[Input material]:
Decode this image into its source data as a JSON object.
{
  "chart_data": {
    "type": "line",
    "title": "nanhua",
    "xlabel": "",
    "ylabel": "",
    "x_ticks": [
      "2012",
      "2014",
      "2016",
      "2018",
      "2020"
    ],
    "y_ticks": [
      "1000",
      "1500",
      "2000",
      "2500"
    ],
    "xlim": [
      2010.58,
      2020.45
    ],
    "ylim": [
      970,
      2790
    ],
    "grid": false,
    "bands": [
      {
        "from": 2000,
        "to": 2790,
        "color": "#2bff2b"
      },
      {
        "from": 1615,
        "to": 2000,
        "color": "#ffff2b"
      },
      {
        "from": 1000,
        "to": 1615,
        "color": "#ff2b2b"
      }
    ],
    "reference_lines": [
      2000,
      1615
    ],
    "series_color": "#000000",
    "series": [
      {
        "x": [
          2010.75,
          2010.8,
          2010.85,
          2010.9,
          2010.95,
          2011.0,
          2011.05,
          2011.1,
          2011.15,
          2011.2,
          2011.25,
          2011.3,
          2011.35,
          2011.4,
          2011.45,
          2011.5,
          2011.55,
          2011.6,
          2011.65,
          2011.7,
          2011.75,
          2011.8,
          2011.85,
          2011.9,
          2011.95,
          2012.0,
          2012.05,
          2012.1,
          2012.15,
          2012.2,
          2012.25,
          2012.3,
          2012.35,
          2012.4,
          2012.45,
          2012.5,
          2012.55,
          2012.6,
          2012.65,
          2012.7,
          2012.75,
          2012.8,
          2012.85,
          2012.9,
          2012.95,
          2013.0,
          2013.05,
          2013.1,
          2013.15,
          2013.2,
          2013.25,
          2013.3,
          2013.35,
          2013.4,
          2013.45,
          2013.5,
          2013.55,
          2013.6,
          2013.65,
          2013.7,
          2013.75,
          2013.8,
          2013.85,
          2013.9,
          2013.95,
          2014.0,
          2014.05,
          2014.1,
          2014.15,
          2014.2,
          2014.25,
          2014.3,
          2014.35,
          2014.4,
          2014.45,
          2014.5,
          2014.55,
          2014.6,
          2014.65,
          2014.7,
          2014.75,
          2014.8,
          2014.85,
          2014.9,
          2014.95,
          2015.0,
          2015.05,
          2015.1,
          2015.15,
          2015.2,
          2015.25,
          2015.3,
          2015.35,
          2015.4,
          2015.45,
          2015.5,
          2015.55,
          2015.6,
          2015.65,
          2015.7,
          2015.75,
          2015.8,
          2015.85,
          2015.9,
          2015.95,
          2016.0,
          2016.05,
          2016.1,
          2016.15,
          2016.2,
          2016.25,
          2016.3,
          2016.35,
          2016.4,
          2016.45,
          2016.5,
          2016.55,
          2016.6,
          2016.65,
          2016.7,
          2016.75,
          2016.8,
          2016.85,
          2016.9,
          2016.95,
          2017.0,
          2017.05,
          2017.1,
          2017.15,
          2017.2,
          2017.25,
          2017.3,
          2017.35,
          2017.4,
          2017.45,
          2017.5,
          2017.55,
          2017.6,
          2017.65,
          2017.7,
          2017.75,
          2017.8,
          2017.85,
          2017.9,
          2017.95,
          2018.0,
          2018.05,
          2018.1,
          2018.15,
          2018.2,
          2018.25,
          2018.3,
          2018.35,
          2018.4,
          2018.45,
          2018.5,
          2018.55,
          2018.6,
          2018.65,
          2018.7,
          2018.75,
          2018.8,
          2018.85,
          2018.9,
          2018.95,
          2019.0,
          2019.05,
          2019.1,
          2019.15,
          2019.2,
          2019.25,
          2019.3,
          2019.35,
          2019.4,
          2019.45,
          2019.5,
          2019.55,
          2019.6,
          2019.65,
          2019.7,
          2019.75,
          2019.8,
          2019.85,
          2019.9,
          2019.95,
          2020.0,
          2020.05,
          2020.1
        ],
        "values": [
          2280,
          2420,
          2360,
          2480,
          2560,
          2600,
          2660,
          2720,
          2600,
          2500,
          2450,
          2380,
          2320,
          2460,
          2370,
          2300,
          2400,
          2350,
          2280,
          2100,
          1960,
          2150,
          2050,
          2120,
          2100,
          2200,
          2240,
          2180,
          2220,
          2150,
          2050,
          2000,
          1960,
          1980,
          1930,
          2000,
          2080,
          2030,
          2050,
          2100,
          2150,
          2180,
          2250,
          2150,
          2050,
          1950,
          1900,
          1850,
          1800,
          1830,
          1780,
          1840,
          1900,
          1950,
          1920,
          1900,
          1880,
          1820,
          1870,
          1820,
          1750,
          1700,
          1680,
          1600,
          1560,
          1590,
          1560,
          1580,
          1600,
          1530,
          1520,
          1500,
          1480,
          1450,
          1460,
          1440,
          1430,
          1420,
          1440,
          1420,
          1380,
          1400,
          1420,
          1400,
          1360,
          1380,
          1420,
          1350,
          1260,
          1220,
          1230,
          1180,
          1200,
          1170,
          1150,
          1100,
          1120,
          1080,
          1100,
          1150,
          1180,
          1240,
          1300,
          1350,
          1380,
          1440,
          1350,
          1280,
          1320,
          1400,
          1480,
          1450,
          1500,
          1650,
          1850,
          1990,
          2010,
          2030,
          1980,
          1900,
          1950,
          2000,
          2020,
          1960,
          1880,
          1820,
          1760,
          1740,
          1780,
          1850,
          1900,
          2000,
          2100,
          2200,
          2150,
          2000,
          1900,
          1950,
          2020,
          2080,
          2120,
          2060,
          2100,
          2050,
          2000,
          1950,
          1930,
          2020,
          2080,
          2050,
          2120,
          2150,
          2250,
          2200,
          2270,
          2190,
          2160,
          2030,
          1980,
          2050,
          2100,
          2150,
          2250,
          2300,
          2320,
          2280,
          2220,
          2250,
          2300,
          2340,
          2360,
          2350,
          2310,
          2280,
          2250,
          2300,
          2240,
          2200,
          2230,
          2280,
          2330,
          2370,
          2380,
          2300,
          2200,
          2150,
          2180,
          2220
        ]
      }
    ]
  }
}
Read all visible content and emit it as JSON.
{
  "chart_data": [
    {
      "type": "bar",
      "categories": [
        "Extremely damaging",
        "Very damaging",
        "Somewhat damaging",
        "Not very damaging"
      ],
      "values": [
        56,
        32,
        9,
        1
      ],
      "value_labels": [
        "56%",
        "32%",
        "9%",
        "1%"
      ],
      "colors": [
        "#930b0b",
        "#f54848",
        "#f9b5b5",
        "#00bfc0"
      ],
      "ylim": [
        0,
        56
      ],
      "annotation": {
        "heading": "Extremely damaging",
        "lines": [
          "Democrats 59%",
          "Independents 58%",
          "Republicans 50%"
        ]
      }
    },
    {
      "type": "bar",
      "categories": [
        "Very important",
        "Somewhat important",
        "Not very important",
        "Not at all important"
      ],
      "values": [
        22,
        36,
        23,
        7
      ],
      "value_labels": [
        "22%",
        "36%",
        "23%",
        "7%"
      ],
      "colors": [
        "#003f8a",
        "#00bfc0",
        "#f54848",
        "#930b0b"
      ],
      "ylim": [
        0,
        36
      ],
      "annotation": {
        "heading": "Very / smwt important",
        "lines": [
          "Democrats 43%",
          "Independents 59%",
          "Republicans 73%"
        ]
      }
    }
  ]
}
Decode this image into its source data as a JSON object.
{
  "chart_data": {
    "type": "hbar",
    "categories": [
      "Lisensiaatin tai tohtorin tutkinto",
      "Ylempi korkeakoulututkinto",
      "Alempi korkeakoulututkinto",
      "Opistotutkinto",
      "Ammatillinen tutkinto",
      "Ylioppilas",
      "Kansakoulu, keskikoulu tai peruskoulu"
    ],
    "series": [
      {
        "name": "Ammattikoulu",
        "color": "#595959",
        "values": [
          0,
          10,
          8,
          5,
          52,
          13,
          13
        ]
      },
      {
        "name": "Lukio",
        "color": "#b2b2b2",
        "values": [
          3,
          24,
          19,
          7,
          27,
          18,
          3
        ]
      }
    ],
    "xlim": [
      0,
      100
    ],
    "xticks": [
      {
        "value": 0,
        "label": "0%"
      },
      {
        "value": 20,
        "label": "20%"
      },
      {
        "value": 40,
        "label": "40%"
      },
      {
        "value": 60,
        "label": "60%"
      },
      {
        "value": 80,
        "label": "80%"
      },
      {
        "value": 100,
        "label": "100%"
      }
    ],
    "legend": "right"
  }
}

[Exercise details]: Go through the data above and find the lines with the word "korkeakoulututkinto". Copy each of those lines.

[Final result]:
      "Ylempi korkeakoulututkinto",
      "Alempi korkeakoulututkinto",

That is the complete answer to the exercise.